--- Stated problem ---
Transcribe each line of the material as it is, and drop any picture.

(Dataset items)
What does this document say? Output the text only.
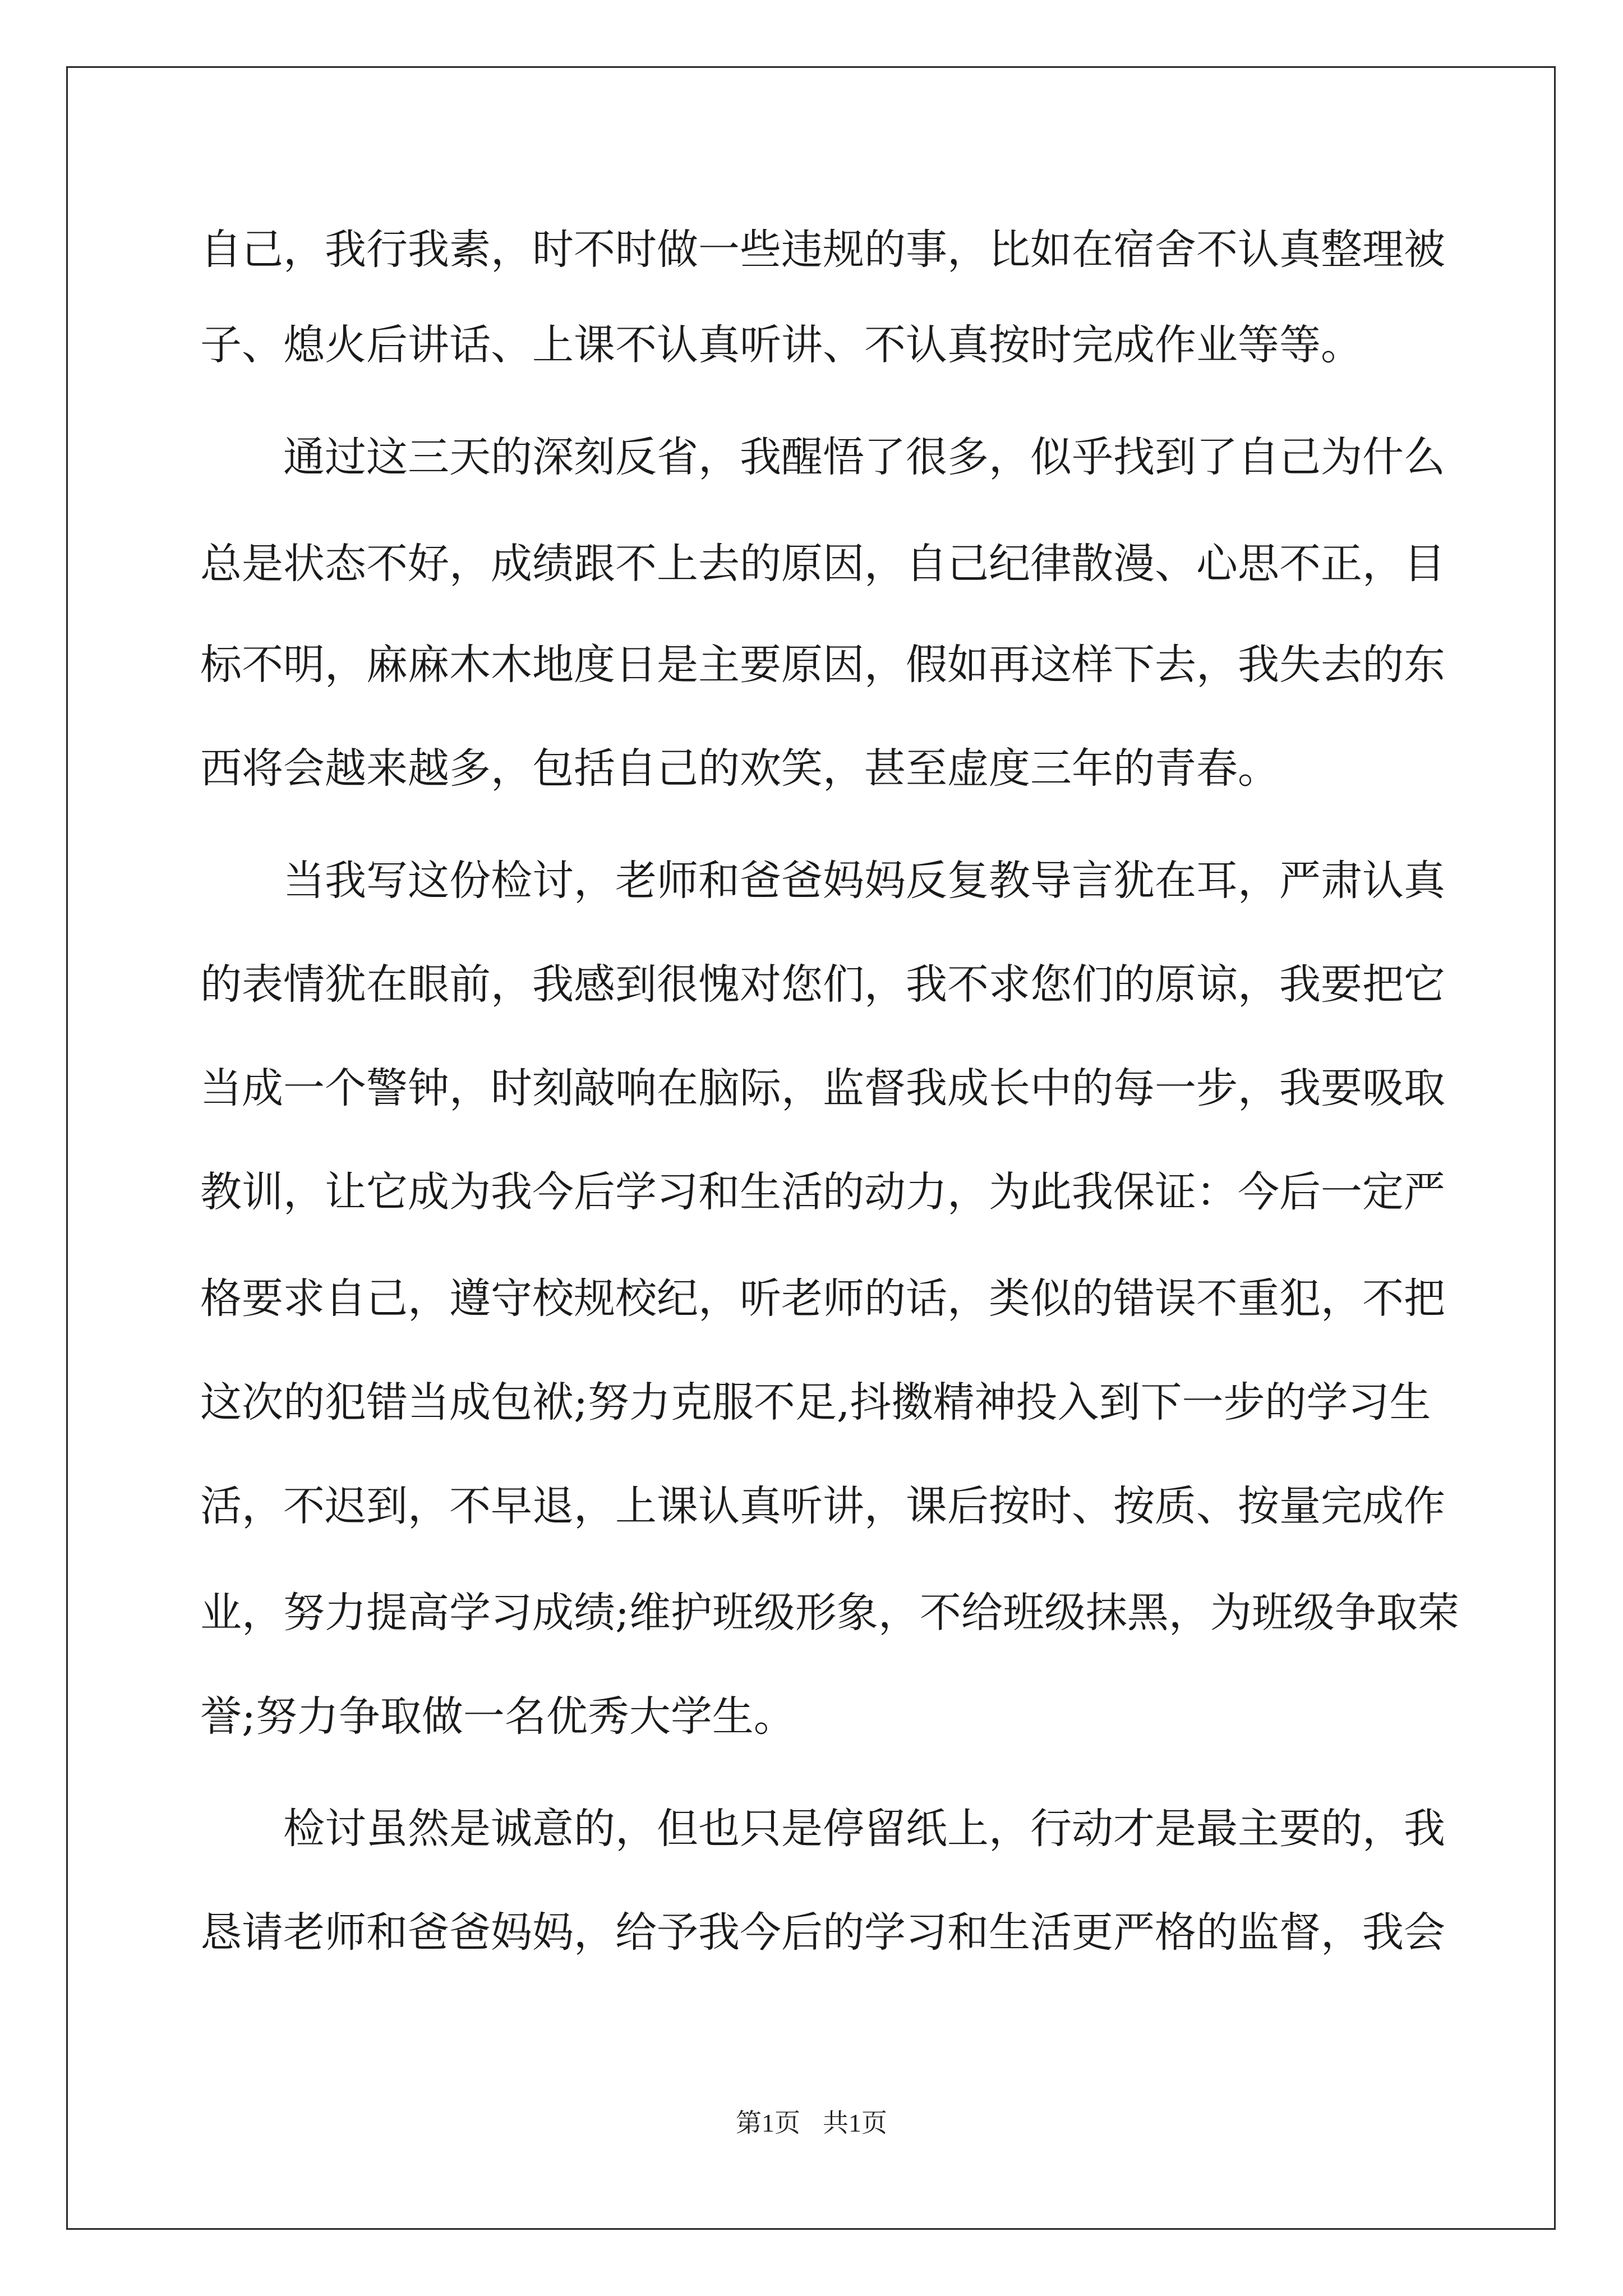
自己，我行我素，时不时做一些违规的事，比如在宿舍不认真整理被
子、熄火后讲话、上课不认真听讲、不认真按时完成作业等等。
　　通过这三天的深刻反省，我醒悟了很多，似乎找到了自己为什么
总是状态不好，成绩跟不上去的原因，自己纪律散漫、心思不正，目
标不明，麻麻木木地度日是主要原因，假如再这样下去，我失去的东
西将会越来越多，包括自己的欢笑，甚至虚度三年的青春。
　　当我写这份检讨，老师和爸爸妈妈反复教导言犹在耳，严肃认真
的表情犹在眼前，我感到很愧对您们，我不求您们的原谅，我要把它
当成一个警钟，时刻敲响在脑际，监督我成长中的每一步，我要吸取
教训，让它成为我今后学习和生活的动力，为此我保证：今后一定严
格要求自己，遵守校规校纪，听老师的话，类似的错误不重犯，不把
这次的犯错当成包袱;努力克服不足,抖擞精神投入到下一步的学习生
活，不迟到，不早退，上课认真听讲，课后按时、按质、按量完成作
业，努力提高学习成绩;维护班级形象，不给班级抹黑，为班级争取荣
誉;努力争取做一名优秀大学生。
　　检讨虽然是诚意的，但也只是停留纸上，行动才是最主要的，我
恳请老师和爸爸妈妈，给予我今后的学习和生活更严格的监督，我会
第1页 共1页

--- Reply ---
What does this document say? Output the text only.
自己，我行我素，时不时做一些违规的事，比如在宿舍不认真整理被
子、熄火后讲话、上课不认真听讲、不认真按时完成作业等等。
　　通过这三天的深刻反省，我醒悟了很多，似乎找到了自己为什么
总是状态不好，成绩跟不上去的原因，自己纪律散漫、心思不正，目
标不明，麻麻木木地度日是主要原因，假如再这样下去，我失去的东
西将会越来越多，包括自己的欢笑，甚至虚度三年的青春。
　　当我写这份检讨，老师和爸爸妈妈反复教导言犹在耳，严肃认真
的表情犹在眼前，我感到很愧对您们，我不求您们的原谅，我要把它
当成一个警钟，时刻敲响在脑际，监督我成长中的每一步，我要吸取
教训，让它成为我今后学习和生活的动力，为此我保证：今后一定严
格要求自己，遵守校规校纪，听老师的话，类似的错误不重犯，不把
这次的犯错当成包袱;努力克服不足,抖擞精神投入到下一步的学习生
活，不迟到，不早退，上课认真听讲，课后按时、按质、按量完成作
业，努力提高学习成绩;维护班级形象，不给班级抹黑，为班级争取荣
誉;努力争取做一名优秀大学生。
　　检讨虽然是诚意的，但也只是停留纸上，行动才是最主要的，我
恳请老师和爸爸妈妈，给予我今后的学习和生活更严格的监督，我会
第1页 共1页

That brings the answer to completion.